(A block of data)

______

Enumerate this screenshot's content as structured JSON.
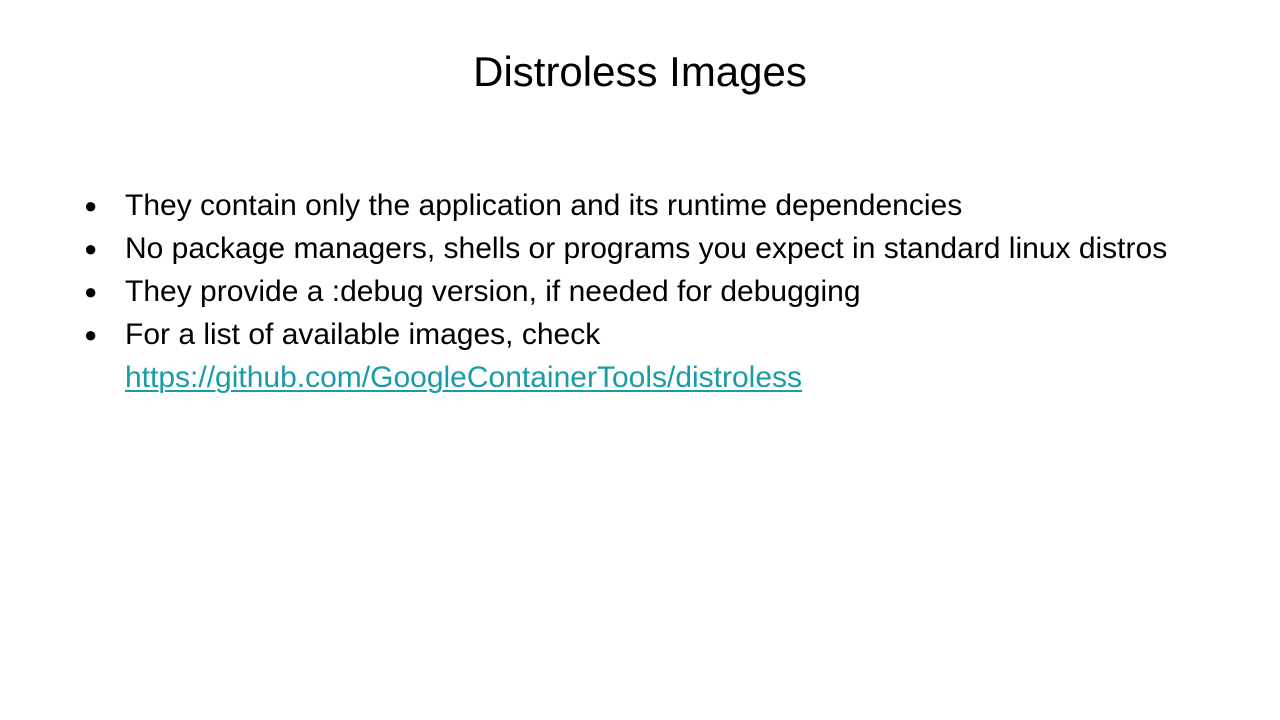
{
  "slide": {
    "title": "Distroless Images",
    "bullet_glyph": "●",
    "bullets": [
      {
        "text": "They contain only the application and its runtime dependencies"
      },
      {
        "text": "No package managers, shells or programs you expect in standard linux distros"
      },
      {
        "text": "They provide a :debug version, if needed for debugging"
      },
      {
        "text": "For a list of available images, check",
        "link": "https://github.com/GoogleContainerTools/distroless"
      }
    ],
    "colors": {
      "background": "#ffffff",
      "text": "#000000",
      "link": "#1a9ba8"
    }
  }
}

______

What the task asks: Tell how many lines above contain the word "link". Give the number alone.

Exercise output: 2